▸ **What the task asks**: Quote the data below in full, please, without altering anything.

--- start Material for this exercise ---

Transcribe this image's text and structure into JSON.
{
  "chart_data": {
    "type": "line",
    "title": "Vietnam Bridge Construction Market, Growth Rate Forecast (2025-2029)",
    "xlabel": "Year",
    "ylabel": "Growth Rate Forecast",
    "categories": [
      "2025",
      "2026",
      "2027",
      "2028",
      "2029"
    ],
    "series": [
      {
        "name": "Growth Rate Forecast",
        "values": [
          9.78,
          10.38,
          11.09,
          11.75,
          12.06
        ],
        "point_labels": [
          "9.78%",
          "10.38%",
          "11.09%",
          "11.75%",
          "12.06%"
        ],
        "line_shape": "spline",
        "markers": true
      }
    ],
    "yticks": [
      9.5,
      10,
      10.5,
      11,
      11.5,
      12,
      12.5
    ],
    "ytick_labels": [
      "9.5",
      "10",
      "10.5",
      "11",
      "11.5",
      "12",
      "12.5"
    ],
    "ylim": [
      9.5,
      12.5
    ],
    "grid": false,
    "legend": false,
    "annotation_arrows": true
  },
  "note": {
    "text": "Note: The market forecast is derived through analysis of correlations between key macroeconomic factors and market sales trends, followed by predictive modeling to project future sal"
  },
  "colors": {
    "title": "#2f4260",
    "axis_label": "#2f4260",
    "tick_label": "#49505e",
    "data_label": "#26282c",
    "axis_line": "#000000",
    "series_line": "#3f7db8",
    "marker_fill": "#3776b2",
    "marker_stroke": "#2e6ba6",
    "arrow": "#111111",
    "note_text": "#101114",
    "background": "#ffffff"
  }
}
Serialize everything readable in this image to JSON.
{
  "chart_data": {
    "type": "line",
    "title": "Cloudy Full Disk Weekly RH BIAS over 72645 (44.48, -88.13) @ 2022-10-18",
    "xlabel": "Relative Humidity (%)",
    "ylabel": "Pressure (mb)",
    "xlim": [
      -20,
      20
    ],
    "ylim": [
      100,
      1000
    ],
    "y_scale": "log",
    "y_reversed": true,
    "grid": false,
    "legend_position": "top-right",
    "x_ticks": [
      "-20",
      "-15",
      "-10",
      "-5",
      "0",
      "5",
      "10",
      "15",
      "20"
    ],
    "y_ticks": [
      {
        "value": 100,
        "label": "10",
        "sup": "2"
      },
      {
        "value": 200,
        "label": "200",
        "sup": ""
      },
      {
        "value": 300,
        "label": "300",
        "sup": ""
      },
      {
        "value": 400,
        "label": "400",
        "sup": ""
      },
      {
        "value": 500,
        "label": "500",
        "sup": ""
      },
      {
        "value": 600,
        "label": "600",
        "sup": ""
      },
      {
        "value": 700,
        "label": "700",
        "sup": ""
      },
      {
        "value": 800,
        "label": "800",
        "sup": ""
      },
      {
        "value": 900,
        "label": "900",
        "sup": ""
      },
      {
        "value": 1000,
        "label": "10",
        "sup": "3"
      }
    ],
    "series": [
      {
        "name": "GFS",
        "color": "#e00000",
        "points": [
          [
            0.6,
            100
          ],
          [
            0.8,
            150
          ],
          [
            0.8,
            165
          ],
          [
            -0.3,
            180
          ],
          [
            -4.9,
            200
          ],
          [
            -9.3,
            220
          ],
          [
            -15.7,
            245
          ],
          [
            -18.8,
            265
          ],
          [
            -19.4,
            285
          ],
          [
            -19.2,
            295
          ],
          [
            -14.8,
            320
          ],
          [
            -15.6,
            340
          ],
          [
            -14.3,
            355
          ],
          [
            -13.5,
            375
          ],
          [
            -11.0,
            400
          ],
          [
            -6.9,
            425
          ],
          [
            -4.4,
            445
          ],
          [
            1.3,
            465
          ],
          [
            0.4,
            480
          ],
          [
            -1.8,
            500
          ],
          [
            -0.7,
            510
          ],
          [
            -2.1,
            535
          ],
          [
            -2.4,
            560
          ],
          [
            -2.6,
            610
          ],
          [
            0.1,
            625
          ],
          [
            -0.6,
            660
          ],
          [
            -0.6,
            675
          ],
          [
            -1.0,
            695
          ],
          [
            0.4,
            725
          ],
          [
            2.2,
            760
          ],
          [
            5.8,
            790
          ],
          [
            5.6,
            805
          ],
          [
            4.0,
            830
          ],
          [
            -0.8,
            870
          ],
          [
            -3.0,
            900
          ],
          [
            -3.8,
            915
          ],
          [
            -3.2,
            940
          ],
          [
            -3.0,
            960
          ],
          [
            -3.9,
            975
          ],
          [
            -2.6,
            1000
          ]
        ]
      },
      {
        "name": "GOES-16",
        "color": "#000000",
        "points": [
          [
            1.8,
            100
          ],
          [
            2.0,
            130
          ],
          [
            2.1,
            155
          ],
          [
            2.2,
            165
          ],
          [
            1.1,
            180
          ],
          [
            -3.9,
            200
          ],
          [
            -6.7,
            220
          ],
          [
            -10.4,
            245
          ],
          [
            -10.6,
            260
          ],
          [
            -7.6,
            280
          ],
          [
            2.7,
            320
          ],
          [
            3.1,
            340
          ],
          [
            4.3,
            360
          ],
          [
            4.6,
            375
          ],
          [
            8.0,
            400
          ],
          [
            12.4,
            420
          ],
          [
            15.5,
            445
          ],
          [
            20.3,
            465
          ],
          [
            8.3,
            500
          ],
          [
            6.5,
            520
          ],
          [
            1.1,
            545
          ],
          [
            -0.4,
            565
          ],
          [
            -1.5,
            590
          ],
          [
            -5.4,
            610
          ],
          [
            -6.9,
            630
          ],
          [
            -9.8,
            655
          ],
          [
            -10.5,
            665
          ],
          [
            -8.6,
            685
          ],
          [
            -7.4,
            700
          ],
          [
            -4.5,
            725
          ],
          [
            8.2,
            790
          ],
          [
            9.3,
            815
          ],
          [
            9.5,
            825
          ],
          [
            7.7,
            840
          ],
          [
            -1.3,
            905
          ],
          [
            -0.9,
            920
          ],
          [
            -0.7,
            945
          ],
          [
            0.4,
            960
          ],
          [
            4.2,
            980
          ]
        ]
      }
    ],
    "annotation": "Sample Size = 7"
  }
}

--- end Material for this exercise ---

▸ **Task response**:
Transcribe this image's text and structure into JSON.
{
  "chart_data": {
    "type": "line",
    "title": "Vietnam Bridge Construction Market, Growth Rate Forecast (2025-2029)",
    "xlabel": "Year",
    "ylabel": "Growth Rate Forecast",
    "categories": [
      "2025",
      "2026",
      "2027",
      "2028",
      "2029"
    ],
    "series": [
      {
        "name": "Growth Rate Forecast",
        "values": [
          9.78,
          10.38,
          11.09,
          11.75,
          12.06
        ],
        "point_labels": [
          "9.78%",
          "10.38%",
          "11.09%",
          "11.75%",
          "12.06%"
        ],
        "line_shape": "spline",
        "markers": true
      }
    ],
    "yticks": [
      9.5,
      10,
      10.5,
      11,
      11.5,
      12,
      12.5
    ],
    "ytick_labels": [
      "9.5",
      "10",
      "10.5",
      "11",
      "11.5",
      "12",
      "12.5"
    ],
    "ylim": [
      9.5,
      12.5
    ],
    "grid": false,
    "legend": false,
    "annotation_arrows": true
  },
  "note": {
    "text": "Note: The market forecast is derived through analysis of correlations between key macroeconomic factors and market sales trends, followed by predictive modeling to project future sal"
  },
  "colors": {
    "title": "#2f4260",
    "axis_label": "#2f4260",
    "tick_label": "#49505e",
    "data_label": "#26282c",
    "axis_line": "#000000",
    "series_line": "#3f7db8",
    "marker_fill": "#3776b2",
    "marker_stroke": "#2e6ba6",
    "arrow": "#111111",
    "note_text": "#101114",
    "background": "#ffffff"
  }
}
Serialize everything readable in this image to JSON.
{
  "chart_data": {
    "type": "line",
    "title": "Cloudy Full Disk Weekly RH BIAS over 72645 (44.48, -88.13) @ 2022-10-18",
    "xlabel": "Relative Humidity (%)",
    "ylabel": "Pressure (mb)",
    "xlim": [
      -20,
      20
    ],
    "ylim": [
      100,
      1000
    ],
    "y_scale": "log",
    "y_reversed": true,
    "grid": false,
    "legend_position": "top-right",
    "x_ticks": [
      "-20",
      "-15",
      "-10",
      "-5",
      "0",
      "5",
      "10",
      "15",
      "20"
    ],
    "y_ticks": [
      {
        "value": 100,
        "label": "10",
        "sup": "2"
      },
      {
        "value": 200,
        "label": "200",
        "sup": ""
      },
      {
        "value": 300,
        "label": "300",
        "sup": ""
      },
      {
        "value": 400,
        "label": "400",
        "sup": ""
      },
      {
        "value": 500,
        "label": "500",
        "sup": ""
      },
      {
        "value": 600,
        "label": "600",
        "sup": ""
      },
      {
        "value": 700,
        "label": "700",
        "sup": ""
      },
      {
        "value": 800,
        "label": "800",
        "sup": ""
      },
      {
        "value": 900,
        "label": "900",
        "sup": ""
      },
      {
        "value": 1000,
        "label": "10",
        "sup": "3"
      }
    ],
    "series": [
      {
        "name": "GFS",
        "color": "#e00000",
        "points": [
          [
            0.6,
            100
          ],
          [
            0.8,
            150
          ],
          [
            0.8,
            165
          ],
          [
            -0.3,
            180
          ],
          [
            -4.9,
            200
          ],
          [
            -9.3,
            220
          ],
          [
            -15.7,
            245
          ],
          [
            -18.8,
            265
          ],
          [
            -19.4,
            285
          ],
          [
            -19.2,
            295
          ],
          [
            -14.8,
            320
          ],
          [
            -15.6,
            340
          ],
          [
            -14.3,
            355
          ],
          [
            -13.5,
            375
          ],
          [
            -11.0,
            400
          ],
          [
            -6.9,
            425
          ],
          [
            -4.4,
            445
          ],
          [
            1.3,
            465
          ],
          [
            0.4,
            480
          ],
          [
            -1.8,
            500
          ],
          [
            -0.7,
            510
          ],
          [
            -2.1,
            535
          ],
          [
            -2.4,
            560
          ],
          [
            -2.6,
            610
          ],
          [
            0.1,
            625
          ],
          [
            -0.6,
            660
          ],
          [
            -0.6,
            675
          ],
          [
            -1.0,
            695
          ],
          [
            0.4,
            725
          ],
          [
            2.2,
            760
          ],
          [
            5.8,
            790
          ],
          [
            5.6,
            805
          ],
          [
            4.0,
            830
          ],
          [
            -0.8,
            870
          ],
          [
            -3.0,
            900
          ],
          [
            -3.8,
            915
          ],
          [
            -3.2,
            940
          ],
          [
            -3.0,
            960
          ],
          [
            -3.9,
            975
          ],
          [
            -2.6,
            1000
          ]
        ]
      },
      {
        "name": "GOES-16",
        "color": "#000000",
        "points": [
          [
            1.8,
            100
          ],
          [
            2.0,
            130
          ],
          [
            2.1,
            155
          ],
          [
            2.2,
            165
          ],
          [
            1.1,
            180
          ],
          [
            -3.9,
            200
          ],
          [
            -6.7,
            220
          ],
          [
            -10.4,
            245
          ],
          [
            -10.6,
            260
          ],
          [
            -7.6,
            280
          ],
          [
            2.7,
            320
          ],
          [
            3.1,
            340
          ],
          [
            4.3,
            360
          ],
          [
            4.6,
            375
          ],
          [
            8.0,
            400
          ],
          [
            12.4,
            420
          ],
          [
            15.5,
            445
          ],
          [
            20.3,
            465
          ],
          [
            8.3,
            500
          ],
          [
            6.5,
            520
          ],
          [
            1.1,
            545
          ],
          [
            -0.4,
            565
          ],
          [
            -1.5,
            590
          ],
          [
            -5.4,
            610
          ],
          [
            -6.9,
            630
          ],
          [
            -9.8,
            655
          ],
          [
            -10.5,
            665
          ],
          [
            -8.6,
            685
          ],
          [
            -7.4,
            700
          ],
          [
            -4.5,
            725
          ],
          [
            8.2,
            790
          ],
          [
            9.3,
            815
          ],
          [
            9.5,
            825
          ],
          [
            7.7,
            840
          ],
          [
            -1.3,
            905
          ],
          [
            -0.9,
            920
          ],
          [
            -0.7,
            945
          ],
          [
            0.4,
            960
          ],
          [
            4.2,
            980
          ]
        ]
      }
    ],
    "annotation": "Sample Size = 7"
  }
}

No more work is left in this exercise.